* start Records supplied *

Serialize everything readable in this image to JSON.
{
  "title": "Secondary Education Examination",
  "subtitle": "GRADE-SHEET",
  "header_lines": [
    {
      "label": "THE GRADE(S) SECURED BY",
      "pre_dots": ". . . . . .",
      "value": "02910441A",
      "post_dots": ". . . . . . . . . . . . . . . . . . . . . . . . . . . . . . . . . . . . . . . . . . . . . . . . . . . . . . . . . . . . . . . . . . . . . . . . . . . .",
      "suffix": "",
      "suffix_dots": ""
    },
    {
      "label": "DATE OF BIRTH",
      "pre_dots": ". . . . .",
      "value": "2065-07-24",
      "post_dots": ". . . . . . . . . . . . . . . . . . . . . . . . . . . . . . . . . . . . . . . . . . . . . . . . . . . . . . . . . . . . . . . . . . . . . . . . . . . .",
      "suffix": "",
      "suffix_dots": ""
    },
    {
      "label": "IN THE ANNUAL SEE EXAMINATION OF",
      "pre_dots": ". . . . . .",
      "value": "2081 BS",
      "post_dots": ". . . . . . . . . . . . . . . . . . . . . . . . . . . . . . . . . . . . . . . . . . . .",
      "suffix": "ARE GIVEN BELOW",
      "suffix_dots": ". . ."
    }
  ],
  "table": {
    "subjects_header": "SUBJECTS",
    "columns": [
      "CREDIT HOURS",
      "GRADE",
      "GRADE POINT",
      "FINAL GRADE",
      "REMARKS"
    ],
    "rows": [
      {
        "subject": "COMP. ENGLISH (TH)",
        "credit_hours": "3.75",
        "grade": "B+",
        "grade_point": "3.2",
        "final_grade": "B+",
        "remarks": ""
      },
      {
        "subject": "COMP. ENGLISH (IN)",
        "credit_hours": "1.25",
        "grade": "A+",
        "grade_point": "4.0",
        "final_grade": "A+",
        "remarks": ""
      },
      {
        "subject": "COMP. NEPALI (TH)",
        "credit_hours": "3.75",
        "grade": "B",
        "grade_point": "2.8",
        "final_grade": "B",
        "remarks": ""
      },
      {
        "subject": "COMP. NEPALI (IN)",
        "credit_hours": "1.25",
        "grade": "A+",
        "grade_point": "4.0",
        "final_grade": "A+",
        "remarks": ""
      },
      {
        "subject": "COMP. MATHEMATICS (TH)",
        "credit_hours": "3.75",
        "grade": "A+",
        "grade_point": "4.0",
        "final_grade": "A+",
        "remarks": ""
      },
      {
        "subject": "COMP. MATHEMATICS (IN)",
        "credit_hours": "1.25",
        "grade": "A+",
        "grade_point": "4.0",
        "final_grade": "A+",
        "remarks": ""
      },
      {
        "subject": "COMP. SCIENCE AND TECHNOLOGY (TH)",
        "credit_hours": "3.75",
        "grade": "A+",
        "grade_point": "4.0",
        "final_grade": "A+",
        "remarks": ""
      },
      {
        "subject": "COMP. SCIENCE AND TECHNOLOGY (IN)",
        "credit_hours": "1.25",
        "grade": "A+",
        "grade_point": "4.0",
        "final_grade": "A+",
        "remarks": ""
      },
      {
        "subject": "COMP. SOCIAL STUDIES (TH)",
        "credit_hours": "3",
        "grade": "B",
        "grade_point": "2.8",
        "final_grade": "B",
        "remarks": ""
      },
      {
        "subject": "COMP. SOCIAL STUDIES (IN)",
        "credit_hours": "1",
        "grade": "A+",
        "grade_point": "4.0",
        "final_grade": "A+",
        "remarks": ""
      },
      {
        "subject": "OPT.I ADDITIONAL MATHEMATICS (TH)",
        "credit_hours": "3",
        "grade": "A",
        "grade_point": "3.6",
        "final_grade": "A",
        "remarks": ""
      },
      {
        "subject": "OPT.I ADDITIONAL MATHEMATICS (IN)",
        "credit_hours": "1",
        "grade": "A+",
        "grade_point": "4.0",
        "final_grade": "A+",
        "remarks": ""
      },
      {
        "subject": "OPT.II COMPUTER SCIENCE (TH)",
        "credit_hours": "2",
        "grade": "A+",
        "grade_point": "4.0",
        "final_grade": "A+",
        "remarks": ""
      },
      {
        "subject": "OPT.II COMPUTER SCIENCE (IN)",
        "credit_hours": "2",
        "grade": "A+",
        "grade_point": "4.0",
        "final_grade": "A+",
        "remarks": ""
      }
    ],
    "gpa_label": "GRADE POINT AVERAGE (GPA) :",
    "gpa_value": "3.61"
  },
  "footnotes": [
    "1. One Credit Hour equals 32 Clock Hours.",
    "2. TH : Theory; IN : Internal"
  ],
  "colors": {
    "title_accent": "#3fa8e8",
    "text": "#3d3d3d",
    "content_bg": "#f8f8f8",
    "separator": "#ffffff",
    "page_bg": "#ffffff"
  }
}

* end Records supplied *

Task prompt — Collect every line with the string "ENGLISH" from the records, and copy each.

The response —
        "subject": "COMP. ENGLISH (TH)",
        "subject": "COMP. ENGLISH (IN)",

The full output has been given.